### The problem
Copy each line of the entries beneath that contains the word "score".

[Excerpt from a dataset]
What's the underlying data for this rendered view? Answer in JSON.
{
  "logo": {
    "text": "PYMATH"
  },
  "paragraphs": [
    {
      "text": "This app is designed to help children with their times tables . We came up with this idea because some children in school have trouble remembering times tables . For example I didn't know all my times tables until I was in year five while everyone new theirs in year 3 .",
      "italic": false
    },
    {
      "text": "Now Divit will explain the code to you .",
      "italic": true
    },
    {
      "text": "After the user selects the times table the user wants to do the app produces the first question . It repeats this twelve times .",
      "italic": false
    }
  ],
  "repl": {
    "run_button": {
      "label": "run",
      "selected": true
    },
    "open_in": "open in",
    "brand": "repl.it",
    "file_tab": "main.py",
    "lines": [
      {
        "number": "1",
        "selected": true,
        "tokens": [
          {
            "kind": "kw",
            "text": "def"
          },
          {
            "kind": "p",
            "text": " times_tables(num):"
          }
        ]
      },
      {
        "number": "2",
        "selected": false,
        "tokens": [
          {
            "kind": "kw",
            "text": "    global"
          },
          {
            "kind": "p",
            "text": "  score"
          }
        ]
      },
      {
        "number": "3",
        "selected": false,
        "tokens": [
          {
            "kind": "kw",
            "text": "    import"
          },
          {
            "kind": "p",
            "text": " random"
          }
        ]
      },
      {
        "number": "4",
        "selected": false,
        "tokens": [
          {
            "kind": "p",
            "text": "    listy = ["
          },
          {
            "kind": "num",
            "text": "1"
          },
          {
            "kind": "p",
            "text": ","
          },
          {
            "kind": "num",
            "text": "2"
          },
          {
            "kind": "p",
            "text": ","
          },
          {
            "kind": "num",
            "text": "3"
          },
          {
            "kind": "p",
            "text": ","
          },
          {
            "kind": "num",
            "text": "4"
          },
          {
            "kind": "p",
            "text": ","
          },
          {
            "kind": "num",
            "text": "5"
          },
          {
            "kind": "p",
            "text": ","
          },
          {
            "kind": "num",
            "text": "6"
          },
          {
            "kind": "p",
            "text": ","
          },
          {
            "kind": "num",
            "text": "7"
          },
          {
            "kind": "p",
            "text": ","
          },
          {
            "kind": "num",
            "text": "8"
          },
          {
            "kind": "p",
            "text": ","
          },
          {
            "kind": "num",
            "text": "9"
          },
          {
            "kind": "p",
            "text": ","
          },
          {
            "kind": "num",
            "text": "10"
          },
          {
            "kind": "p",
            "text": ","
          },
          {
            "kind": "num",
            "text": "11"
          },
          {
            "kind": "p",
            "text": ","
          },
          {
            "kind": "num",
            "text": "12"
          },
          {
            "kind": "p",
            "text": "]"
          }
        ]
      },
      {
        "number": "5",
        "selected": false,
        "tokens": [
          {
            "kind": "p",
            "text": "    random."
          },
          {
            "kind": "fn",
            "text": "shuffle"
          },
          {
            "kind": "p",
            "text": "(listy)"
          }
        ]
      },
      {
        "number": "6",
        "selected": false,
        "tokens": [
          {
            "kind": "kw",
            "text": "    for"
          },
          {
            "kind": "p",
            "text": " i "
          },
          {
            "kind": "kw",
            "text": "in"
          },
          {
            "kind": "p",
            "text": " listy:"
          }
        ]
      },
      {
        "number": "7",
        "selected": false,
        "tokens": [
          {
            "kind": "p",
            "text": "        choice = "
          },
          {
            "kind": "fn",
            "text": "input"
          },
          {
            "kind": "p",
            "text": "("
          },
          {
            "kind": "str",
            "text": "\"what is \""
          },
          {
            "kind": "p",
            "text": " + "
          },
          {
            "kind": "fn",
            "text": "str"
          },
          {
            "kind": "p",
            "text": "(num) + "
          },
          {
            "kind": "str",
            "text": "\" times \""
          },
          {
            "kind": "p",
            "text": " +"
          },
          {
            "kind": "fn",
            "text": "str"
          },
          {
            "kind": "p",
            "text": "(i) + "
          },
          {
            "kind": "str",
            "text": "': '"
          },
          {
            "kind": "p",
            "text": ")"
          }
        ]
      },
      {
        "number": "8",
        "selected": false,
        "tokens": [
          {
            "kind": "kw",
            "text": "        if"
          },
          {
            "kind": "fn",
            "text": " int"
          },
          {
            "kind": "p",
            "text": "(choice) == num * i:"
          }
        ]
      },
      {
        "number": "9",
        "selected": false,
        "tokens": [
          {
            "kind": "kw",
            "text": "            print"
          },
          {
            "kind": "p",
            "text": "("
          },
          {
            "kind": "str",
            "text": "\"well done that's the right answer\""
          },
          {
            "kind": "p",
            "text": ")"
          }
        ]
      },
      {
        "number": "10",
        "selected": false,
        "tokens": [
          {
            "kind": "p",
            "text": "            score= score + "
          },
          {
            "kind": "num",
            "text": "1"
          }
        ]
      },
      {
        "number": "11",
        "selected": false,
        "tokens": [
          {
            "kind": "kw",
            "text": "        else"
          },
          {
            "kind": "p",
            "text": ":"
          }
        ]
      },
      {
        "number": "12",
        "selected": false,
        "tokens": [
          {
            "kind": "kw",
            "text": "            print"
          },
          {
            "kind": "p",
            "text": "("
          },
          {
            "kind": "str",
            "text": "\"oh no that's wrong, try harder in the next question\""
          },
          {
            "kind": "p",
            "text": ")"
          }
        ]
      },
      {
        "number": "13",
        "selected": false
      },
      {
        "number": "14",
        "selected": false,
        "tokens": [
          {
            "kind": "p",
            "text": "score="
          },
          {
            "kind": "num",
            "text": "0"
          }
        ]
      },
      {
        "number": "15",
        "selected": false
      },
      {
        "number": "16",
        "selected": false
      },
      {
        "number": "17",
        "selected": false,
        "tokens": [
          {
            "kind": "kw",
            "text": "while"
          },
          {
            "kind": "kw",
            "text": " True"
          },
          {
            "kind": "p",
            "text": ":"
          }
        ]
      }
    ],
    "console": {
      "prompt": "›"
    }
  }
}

### Result of this exercise
            "text": "  score"
            "text": "            score= score + "
            "text": "score="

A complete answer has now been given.